Por allí resopla

Publicado en el Diari de Tarragona el 3 de mayo de 2015


El islandés Jónas Gudmundsson, presidente del distrito de los West Fjords, anunció la semana pasada la derogación de la ley que permitía a los isleños matar impunemente a cualquier vasco que se les pusiera por delante. Sí, han leído bien. Para comprender semejante declaración tendremos que desempolvar algunas crónicas locales y remontarnos al año 1615.

En aquella época los balleneros guipuzcoanos y vizcaínos surcaban los mares que se extendían desde las islas Svalbard hasta Terranova, haciendo de su arriesgada labor un negocio tan sacrificado como lucrativo. Pensemos que el precio que se pagaba en Europa por cada tonel de grasa de ballena equivalía a cinco mil euros actuales, y cada navío podía lograr en una campaña cerca de dos mil barriles. Uno de los lugares frecuentados por estos aguerridos marinos eran precisamente los fiordos occidentales islandeses, cuya población local no cazaba ballenas aunque aprovechaba sus restos cuando los cetáceos quedaban varados en la costa.
────────────────────
- _Ejercicios propuestos_:
(1) Contesta estas preguntas con datos del artículo acerca de los balleneros vascos.
(a) ¿Quién anunció la derogación de la ley y qué cargo ocupa?
(b) ¿A cuánto equivalía en euros actuales el precio que se pagaba en Europa por cada tonel de grasa de ballena?
(c) ¿Qué hacía la población local de los fiordos occidentales islandeses con las ballenas?
(2) Reanuda el artículo acerca de los balleneros vascos a partir de su última oración.

- _Contenido del material_:
────────────────────
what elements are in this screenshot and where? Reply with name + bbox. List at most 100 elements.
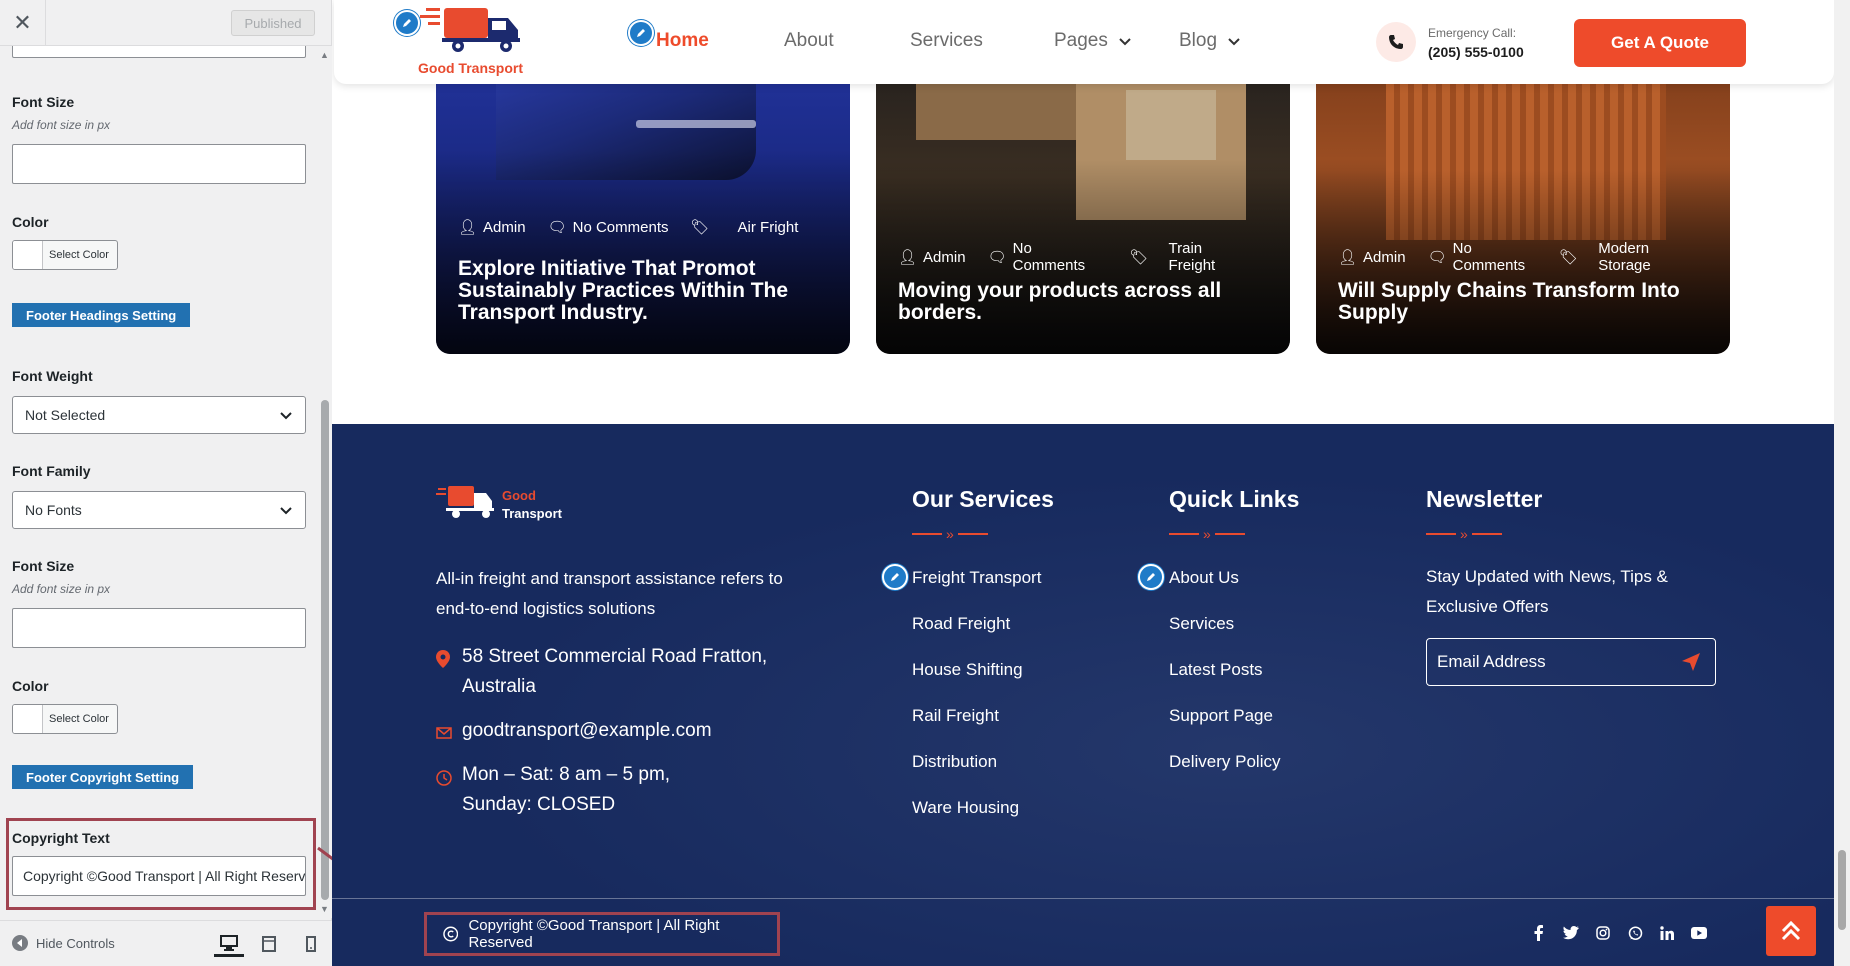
────────────────────
- _Respuestas por ejercicio_:
(1)
(a) La anunció Jónas Gudmundsson, presidente del distrito de los West Fjords.
(b) Equivalía a cinco mil euros actuales.
(c) No cazaba ballenas, pero aprovechaba sus restos cuando los cetáceos quedaban varados en la costa.

(2)
La convivencia entre islandeses y vascos fue tradicionalmente amistosa y fecunda: los jefes locales cobraban un tributo a los pescadores venidos del sur, y éstos explotaban convenientemente aquel generoso caladero. Una prueba de esta estrecha relación la encontramos en los diccionarios más antiguos hallados en la isla. El primero fue redactado en latín, mientras el segundo (que aún se conserva en Reikiavik) fue escrito vasco-islandés, una lengua “pidgin” que ambas comunidades utilizaban para entenderse. Pese a todo, aquella fructífera colaboración comenzó a resentirse a principios del siglo XVII.

La costa islandesa, un territorio paupérrimo en aquellos tiempos, sufría una devastadora hambruna tras cuatro inviernos especialmente inclementes. Y como todos sabemos, no hay nada más inflamable que la convivencia entre quienes no tienen nada y quienes parecen tenerlo todo. La chispa, como casi siempre, fue insignificante. Un cronista de la época, Jón Gudmunsson, cuenta que todo se inició cuando un granjero local decidió robar grasa de ballena a los pescadores foráneos para rellenar sus lámparas de aceite. Los marineros se tomaron la revancha hurtando varias ovejas en el pueblo, y los incidentes comenzaron a retroalimentarse. La fraternal relación forjada durante décadas dejó paso a una desconfianza mutua que no auguraba nada bueno. Este recelo era compartido por el propio rey de Dinamarca, Cristian IV, quien acababa de rubricar una ley que autorizaba expresamente a sus súbditos islandeses a atacar, saquear y dar muerte a los vascos. Como lo oyen. Con un par.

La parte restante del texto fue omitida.